Write out the records again, exactly, leaving none out.

Excerpt from a dataset
···

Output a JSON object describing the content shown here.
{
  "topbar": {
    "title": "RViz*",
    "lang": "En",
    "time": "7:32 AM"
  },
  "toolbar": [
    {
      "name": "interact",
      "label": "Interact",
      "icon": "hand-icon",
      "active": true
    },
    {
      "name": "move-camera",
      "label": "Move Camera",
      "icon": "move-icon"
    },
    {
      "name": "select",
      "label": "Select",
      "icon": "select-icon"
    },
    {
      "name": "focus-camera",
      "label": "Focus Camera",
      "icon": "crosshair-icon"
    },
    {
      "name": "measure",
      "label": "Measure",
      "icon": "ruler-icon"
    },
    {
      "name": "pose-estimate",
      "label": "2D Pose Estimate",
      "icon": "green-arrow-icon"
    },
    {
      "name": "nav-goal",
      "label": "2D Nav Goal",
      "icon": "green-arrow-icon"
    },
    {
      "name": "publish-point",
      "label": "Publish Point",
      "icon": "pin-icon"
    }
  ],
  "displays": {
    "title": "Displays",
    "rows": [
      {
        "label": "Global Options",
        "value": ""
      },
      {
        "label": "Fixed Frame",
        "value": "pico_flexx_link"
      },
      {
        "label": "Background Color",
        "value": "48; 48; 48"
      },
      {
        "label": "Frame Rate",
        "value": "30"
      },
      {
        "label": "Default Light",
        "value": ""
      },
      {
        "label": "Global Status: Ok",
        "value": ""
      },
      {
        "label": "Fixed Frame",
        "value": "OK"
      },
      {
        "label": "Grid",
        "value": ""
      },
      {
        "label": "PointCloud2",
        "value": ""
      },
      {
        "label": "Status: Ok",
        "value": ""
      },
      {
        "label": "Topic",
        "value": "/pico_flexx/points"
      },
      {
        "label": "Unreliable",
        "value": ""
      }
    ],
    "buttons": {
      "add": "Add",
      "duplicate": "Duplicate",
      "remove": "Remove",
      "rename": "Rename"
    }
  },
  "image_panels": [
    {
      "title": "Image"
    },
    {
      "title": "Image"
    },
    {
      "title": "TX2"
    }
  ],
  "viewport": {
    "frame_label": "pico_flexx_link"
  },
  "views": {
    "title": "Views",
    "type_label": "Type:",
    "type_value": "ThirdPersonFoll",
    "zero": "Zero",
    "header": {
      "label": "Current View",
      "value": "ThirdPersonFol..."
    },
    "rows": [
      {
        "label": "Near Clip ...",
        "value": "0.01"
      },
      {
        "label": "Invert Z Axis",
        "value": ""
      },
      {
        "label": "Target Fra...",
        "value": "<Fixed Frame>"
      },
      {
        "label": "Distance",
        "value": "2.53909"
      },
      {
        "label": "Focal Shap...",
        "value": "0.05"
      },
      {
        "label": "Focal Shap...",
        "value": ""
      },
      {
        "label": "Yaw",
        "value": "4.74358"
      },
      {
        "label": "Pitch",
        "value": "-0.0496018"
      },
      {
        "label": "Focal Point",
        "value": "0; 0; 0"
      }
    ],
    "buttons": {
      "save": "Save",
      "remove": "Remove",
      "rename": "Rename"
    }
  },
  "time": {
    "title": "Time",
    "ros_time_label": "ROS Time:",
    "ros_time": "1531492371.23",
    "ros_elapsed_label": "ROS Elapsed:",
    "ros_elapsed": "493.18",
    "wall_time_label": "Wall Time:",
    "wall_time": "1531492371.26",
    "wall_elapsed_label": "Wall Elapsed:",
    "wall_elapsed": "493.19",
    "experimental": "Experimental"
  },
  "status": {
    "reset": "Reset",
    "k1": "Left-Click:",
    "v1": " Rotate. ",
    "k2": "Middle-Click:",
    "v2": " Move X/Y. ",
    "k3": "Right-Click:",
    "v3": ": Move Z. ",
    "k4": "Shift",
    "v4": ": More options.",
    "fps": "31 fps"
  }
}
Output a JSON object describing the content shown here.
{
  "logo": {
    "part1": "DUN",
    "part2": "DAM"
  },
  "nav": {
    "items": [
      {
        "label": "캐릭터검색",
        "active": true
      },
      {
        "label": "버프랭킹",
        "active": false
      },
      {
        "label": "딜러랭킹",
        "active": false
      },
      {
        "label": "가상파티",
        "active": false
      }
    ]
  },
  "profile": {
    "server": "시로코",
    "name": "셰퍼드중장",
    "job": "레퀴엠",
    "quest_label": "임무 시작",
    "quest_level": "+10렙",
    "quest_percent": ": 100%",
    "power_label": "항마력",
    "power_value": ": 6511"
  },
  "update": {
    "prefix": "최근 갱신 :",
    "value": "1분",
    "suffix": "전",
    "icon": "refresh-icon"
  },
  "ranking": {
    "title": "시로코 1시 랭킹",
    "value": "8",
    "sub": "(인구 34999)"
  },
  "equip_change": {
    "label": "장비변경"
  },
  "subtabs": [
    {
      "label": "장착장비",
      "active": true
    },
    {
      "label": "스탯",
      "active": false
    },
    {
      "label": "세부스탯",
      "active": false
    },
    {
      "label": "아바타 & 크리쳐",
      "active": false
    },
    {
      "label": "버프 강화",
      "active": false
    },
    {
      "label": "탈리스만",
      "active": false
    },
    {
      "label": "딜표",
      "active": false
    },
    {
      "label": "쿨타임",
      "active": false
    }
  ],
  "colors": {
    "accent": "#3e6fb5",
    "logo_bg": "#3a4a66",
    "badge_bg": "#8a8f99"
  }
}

···

Written solution:
Output a JSON object describing the content shown here.
{
  "topbar": {
    "title": "RViz*",
    "lang": "En",
    "time": "7:32 AM"
  },
  "toolbar": [
    {
      "name": "interact",
      "label": "Interact",
      "icon": "hand-icon",
      "active": true
    },
    {
      "name": "move-camera",
      "label": "Move Camera",
      "icon": "move-icon"
    },
    {
      "name": "select",
      "label": "Select",
      "icon": "select-icon"
    },
    {
      "name": "focus-camera",
      "label": "Focus Camera",
      "icon": "crosshair-icon"
    },
    {
      "name": "measure",
      "label": "Measure",
      "icon": "ruler-icon"
    },
    {
      "name": "pose-estimate",
      "label": "2D Pose Estimate",
      "icon": "green-arrow-icon"
    },
    {
      "name": "nav-goal",
      "label": "2D Nav Goal",
      "icon": "green-arrow-icon"
    },
    {
      "name": "publish-point",
      "label": "Publish Point",
      "icon": "pin-icon"
    }
  ],
  "displays": {
    "title": "Displays",
    "rows": [
      {
        "label": "Global Options",
        "value": ""
      },
      {
        "label": "Fixed Frame",
        "value": "pico_flexx_link"
      },
      {
        "label": "Background Color",
        "value": "48; 48; 48"
      },
      {
        "label": "Frame Rate",
        "value": "30"
      },
      {
        "label": "Default Light",
        "value": ""
      },
      {
        "label": "Global Status: Ok",
        "value": ""
      },
      {
        "label": "Fixed Frame",
        "value": "OK"
      },
      {
        "label": "Grid",
        "value": ""
      },
      {
        "label": "PointCloud2",
        "value": ""
      },
      {
        "label": "Status: Ok",
        "value": ""
      },
      {
        "label": "Topic",
        "value": "/pico_flexx/points"
      },
      {
        "label": "Unreliable",
        "value": ""
      }
    ],
    "buttons": {
      "add": "Add",
      "duplicate": "Duplicate",
      "remove": "Remove",
      "rename": "Rename"
    }
  },
  "image_panels": [
    {
      "title": "Image"
    },
    {
      "title": "Image"
    },
    {
      "title": "TX2"
    }
  ],
  "viewport": {
    "frame_label": "pico_flexx_link"
  },
  "views": {
    "title": "Views",
    "type_label": "Type:",
    "type_value": "ThirdPersonFoll",
    "zero": "Zero",
    "header": {
      "label": "Current View",
      "value": "ThirdPersonFol..."
    },
    "rows": [
      {
        "label": "Near Clip ...",
        "value": "0.01"
      },
      {
        "label": "Invert Z Axis",
        "value": ""
      },
      {
        "label": "Target Fra...",
        "value": "<Fixed Frame>"
      },
      {
        "label": "Distance",
        "value": "2.53909"
      },
      {
        "label": "Focal Shap...",
        "value": "0.05"
      },
      {
        "label": "Focal Shap...",
        "value": ""
      },
      {
        "label": "Yaw",
        "value": "4.74358"
      },
      {
        "label": "Pitch",
        "value": "-0.0496018"
      },
      {
        "label": "Focal Point",
        "value": "0; 0; 0"
      }
    ],
    "buttons": {
      "save": "Save",
      "remove": "Remove",
      "rename": "Rename"
    }
  },
  "time": {
    "title": "Time",
    "ros_time_label": "ROS Time:",
    "ros_time": "1531492371.23",
    "ros_elapsed_label": "ROS Elapsed:",
    "ros_elapsed": "493.18",
    "wall_time_label": "Wall Time:",
    "wall_time": "1531492371.26",
    "wall_elapsed_label": "Wall Elapsed:",
    "wall_elapsed": "493.19",
    "experimental": "Experimental"
  },
  "status": {
    "reset": "Reset",
    "k1": "Left-Click:",
    "v1": " Rotate. ",
    "k2": "Middle-Click:",
    "v2": " Move X/Y. ",
    "k3": "Right-Click:",
    "v3": ": Move Z. ",
    "k4": "Shift",
    "v4": ": More options.",
    "fps": "31 fps"
  }
}
Output a JSON object describing the content shown here.
{
  "logo": {
    "part1": "DUN",
    "part2": "DAM"
  },
  "nav": {
    "items": [
      {
        "label": "캐릭터검색",
        "active": true
      },
      {
        "label": "버프랭킹",
        "active": false
      },
      {
        "label": "딜러랭킹",
        "active": false
      },
      {
        "label": "가상파티",
        "active": false
      }
    ]
  },
  "profile": {
    "server": "시로코",
    "name": "셰퍼드중장",
    "job": "레퀴엠",
    "quest_label": "임무 시작",
    "quest_level": "+10렙",
    "quest_percent": ": 100%",
    "power_label": "항마력",
    "power_value": ": 6511"
  },
  "update": {
    "prefix": "최근 갱신 :",
    "value": "1분",
    "suffix": "전",
    "icon": "refresh-icon"
  },
  "ranking": {
    "title": "시로코 1시 랭킹",
    "value": "8",
    "sub": "(인구 34999)"
  },
  "equip_change": {
    "label": "장비변경"
  },
  "subtabs": [
    {
      "label": "장착장비",
      "active": true
    },
    {
      "label": "스탯",
      "active": false
    },
    {
      "label": "세부스탯",
      "active": false
    },
    {
      "label": "아바타 & 크리쳐",
      "active": false
    },
    {
      "label": "버프 강화",
      "active": false
    },
    {
      "label": "탈리스만",
      "active": false
    },
    {
      "label": "딜표",
      "active": false
    },
    {
      "label": "쿨타임",
      "active": false
    }
  ],
  "colors": {
    "accent": "#3e6fb5",
    "logo_bg": "#3a4a66",
    "badge_bg": "#8a8f99"
  }
}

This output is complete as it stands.